***** Extracted material
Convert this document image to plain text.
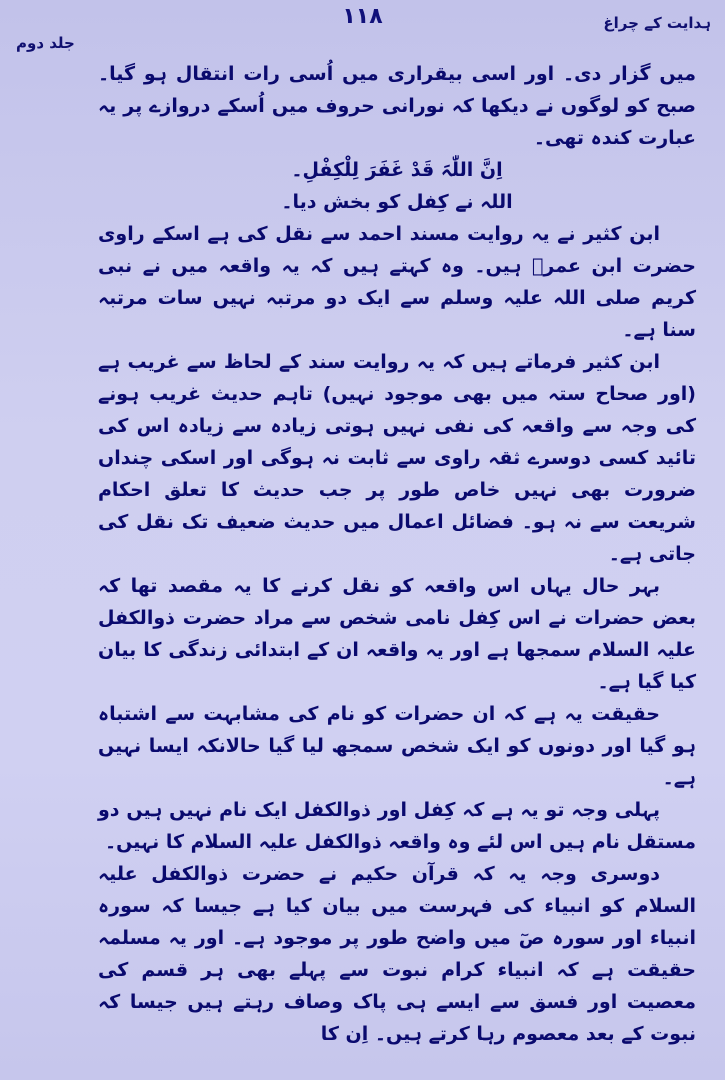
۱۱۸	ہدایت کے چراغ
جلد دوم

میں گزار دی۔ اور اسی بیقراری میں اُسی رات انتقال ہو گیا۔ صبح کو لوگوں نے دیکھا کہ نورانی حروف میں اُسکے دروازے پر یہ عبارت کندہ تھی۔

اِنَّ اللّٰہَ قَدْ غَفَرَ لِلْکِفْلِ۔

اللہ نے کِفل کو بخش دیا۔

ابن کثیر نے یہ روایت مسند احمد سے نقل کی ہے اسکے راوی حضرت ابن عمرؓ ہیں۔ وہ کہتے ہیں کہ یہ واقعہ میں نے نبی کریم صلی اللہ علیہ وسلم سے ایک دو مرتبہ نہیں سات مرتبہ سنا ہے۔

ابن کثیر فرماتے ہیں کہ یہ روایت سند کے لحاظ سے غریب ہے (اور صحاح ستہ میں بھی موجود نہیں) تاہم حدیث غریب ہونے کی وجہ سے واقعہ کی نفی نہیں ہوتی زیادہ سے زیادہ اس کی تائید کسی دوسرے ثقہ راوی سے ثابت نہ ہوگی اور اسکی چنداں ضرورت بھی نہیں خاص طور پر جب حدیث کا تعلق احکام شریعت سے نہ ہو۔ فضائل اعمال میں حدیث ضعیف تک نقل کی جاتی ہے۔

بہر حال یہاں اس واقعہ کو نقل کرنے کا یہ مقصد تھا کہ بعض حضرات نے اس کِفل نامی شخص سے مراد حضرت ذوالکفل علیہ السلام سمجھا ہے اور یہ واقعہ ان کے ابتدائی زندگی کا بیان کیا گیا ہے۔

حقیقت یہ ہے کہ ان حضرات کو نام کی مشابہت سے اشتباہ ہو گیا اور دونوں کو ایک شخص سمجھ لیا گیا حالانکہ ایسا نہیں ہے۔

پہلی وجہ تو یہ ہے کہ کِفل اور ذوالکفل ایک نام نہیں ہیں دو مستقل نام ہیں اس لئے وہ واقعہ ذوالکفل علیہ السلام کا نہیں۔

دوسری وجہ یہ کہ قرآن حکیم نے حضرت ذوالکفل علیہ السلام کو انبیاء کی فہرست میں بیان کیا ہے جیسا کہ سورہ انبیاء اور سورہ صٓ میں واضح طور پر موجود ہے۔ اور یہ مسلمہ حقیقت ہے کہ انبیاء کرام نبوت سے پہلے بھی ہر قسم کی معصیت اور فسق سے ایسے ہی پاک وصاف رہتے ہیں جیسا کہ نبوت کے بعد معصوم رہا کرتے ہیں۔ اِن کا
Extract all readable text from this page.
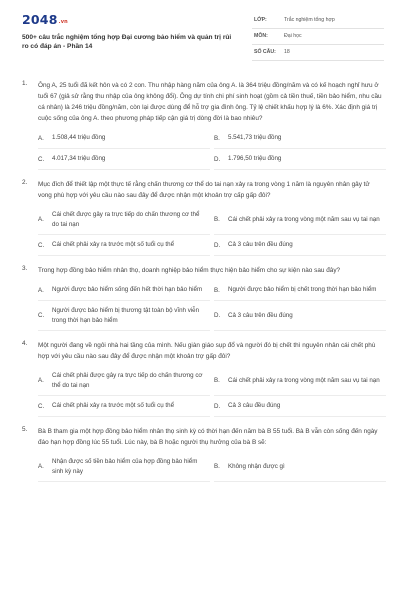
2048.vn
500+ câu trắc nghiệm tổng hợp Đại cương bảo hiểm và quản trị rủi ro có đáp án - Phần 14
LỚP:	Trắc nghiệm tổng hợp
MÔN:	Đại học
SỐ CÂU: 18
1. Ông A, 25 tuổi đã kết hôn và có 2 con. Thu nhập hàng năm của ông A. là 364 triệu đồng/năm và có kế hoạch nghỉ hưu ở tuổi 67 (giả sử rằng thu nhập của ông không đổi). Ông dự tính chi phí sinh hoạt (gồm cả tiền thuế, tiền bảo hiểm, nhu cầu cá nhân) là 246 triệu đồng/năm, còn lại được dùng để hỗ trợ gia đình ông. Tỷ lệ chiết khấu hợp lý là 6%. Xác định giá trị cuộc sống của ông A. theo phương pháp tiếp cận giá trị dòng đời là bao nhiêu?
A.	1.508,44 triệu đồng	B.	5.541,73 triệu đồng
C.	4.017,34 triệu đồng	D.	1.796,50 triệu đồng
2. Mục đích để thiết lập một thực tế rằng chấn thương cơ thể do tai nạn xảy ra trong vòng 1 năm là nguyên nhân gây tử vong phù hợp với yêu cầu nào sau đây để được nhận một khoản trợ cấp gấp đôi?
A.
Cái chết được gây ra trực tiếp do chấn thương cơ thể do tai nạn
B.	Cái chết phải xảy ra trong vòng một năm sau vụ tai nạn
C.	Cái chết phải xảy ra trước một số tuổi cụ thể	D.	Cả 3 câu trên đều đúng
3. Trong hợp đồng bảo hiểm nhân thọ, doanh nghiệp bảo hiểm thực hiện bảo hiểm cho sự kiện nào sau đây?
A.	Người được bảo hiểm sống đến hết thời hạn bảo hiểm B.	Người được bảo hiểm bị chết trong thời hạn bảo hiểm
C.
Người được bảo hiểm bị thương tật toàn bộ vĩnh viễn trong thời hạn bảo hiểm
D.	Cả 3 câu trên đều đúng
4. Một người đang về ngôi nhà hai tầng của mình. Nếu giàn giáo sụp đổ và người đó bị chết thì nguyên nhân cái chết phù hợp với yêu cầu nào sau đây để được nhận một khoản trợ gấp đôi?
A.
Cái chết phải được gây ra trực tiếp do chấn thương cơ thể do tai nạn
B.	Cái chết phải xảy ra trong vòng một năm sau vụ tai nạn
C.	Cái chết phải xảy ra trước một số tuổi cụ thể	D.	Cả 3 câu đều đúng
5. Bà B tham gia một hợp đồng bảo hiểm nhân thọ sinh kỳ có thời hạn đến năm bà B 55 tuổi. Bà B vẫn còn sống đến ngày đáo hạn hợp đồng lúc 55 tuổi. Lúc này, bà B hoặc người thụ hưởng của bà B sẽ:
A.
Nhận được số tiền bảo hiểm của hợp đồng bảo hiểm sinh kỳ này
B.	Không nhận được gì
**********
***** Extracted material
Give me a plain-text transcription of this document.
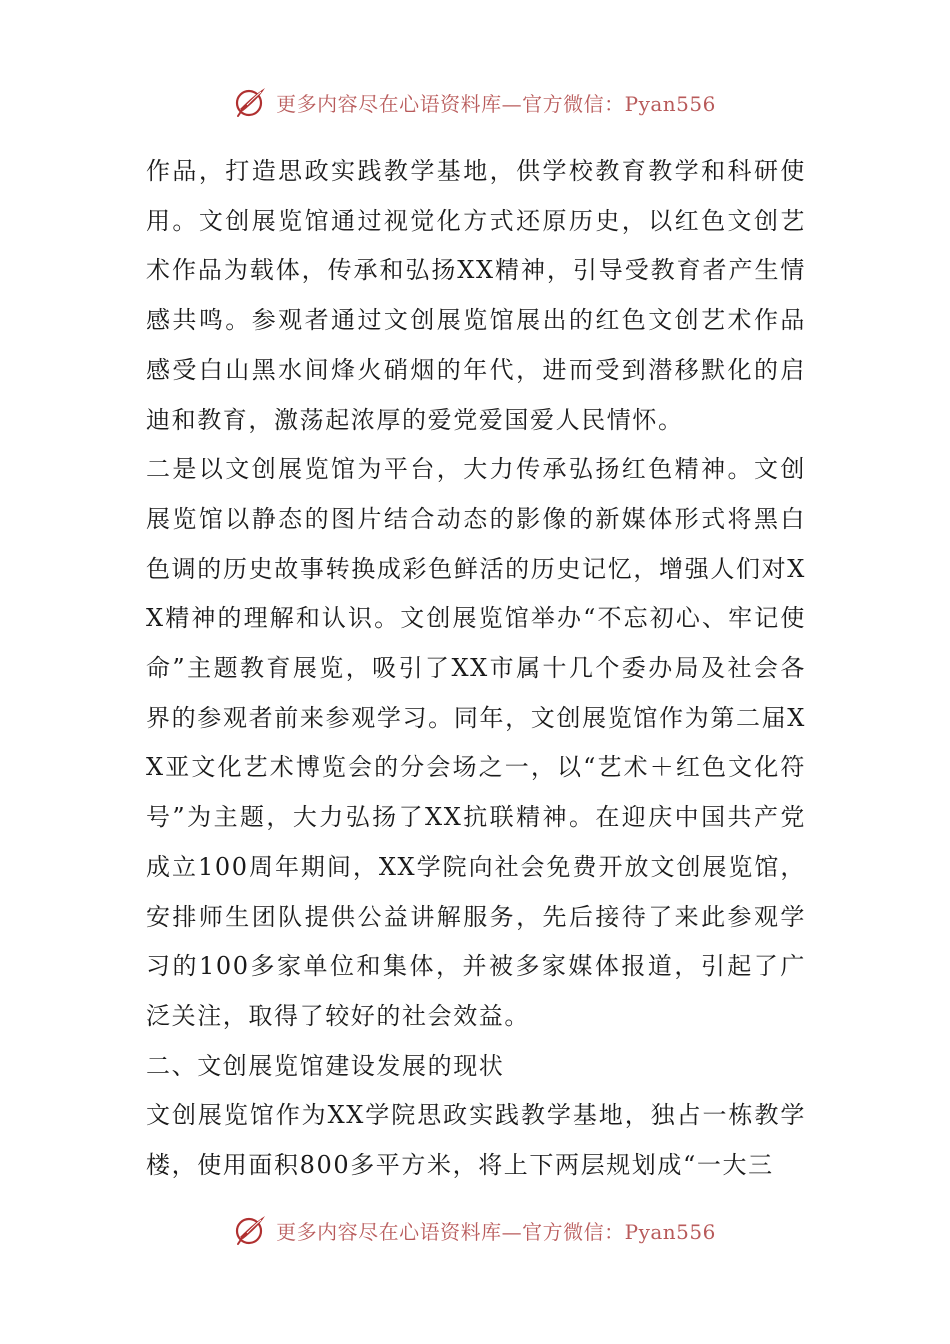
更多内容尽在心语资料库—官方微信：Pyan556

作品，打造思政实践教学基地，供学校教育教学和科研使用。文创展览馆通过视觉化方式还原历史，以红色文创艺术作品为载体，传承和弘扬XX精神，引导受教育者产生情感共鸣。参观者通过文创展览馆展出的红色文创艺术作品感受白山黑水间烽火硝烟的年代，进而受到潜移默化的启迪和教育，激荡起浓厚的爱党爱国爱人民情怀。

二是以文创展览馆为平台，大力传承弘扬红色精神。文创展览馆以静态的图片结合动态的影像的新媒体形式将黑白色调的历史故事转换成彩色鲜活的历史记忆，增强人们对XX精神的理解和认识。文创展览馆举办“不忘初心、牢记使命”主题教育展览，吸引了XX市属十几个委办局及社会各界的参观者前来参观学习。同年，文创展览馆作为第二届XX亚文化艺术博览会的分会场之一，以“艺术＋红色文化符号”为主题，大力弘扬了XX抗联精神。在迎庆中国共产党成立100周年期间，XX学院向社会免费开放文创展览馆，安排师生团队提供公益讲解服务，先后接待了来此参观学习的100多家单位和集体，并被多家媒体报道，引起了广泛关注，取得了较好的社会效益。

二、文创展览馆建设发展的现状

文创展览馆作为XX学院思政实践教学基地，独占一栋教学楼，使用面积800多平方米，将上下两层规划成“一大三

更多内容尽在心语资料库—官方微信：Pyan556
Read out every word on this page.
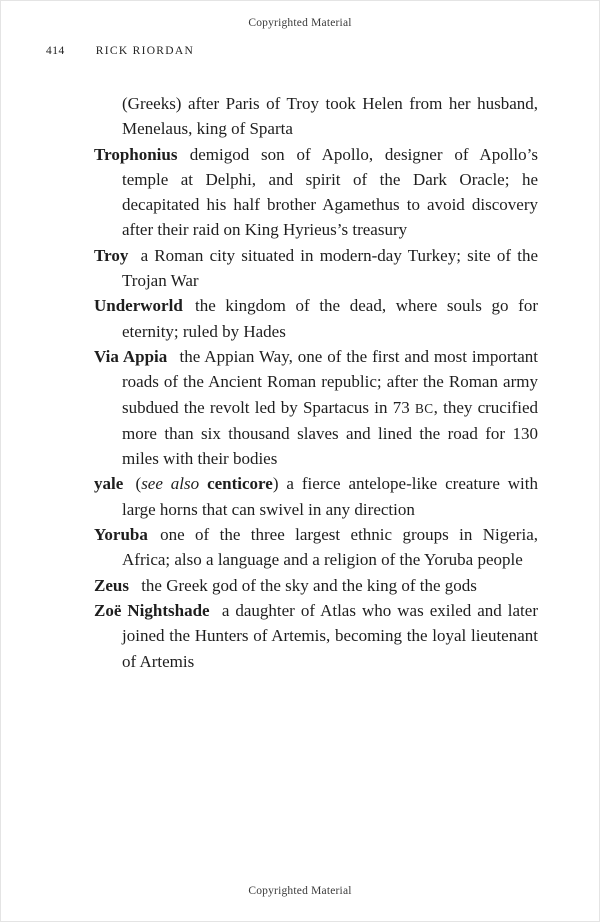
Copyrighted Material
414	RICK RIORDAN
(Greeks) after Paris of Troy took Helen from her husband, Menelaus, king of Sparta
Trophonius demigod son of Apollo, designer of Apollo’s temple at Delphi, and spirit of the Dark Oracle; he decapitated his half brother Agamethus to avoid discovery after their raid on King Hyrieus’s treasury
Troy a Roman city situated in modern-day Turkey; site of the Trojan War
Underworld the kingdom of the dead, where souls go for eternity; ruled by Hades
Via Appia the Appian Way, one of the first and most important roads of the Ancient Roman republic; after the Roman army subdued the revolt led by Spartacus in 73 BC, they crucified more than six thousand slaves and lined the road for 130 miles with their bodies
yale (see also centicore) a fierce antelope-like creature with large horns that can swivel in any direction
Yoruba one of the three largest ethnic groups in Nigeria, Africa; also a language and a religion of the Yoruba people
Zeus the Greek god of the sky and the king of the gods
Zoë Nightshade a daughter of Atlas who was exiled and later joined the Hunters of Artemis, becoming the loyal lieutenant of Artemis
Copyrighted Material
**********
■ **Set exercise**
Find the lines containing "from" and list every one of them.

■ **Answer**
Extract all readable text from this page.
(Greeks) after Paris of Troy took Helen from her husband, Menelaus, king of Sparta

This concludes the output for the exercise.